→ Data provided:
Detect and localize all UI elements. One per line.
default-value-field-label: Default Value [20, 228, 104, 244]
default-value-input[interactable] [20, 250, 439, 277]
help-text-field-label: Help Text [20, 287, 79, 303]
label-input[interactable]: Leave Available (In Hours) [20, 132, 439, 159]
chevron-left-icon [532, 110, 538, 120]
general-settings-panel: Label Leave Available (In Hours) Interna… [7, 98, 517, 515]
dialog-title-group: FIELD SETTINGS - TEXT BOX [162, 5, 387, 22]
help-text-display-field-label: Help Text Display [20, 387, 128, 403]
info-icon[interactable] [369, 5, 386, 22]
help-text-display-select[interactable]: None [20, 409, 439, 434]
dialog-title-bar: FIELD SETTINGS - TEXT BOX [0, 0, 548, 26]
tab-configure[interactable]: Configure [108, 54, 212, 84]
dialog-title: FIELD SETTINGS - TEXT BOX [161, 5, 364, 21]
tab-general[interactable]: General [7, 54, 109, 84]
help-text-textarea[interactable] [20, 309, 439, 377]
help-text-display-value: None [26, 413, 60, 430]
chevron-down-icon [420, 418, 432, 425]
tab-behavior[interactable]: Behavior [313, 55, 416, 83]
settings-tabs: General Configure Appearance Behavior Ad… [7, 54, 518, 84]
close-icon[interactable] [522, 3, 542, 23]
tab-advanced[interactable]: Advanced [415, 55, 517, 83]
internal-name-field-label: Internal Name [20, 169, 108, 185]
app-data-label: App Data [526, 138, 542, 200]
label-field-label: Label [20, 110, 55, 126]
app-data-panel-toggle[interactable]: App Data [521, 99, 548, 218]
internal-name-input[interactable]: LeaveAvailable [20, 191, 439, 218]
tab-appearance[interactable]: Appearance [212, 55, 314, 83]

→ Task directions: Reproduce the data word for word from its first line through the line containing "settings-tabs: General Configure", including both of those lines.

→ Solution:
Detect and localize all UI elements. One per line.
default-value-field-label: Default Value [20, 228, 104, 244]
default-value-input[interactable] [20, 250, 439, 277]
help-text-field-label: Help Text [20, 287, 79, 303]
label-input[interactable]: Leave Available (In Hours) [20, 132, 439, 159]
chevron-left-icon [532, 110, 538, 120]
general-settings-panel: Label Leave Available (In Hours) Interna… [7, 98, 517, 515]
dialog-title-group: FIELD SETTINGS - TEXT BOX [162, 5, 387, 22]
help-text-display-field-label: Help Text Display [20, 387, 128, 403]
info-icon[interactable] [369, 5, 386, 22]
help-text-display-select[interactable]: None [20, 409, 439, 434]
dialog-title-bar: FIELD SETTINGS - TEXT BOX [0, 0, 548, 26]
tab-configure[interactable]: Configure [108, 54, 212, 84]
dialog-title: FIELD SETTINGS - TEXT BOX [161, 5, 364, 21]
tab-general[interactable]: General [7, 54, 109, 84]
help-text-textarea[interactable] [20, 309, 439, 377]
help-text-display-value: None [26, 413, 60, 430]
chevron-down-icon [420, 418, 432, 425]
tab-behavior[interactable]: Behavior [313, 55, 416, 83]
settings-tabs: General Configure Appearance Behavior Ad… [7, 54, 518, 84]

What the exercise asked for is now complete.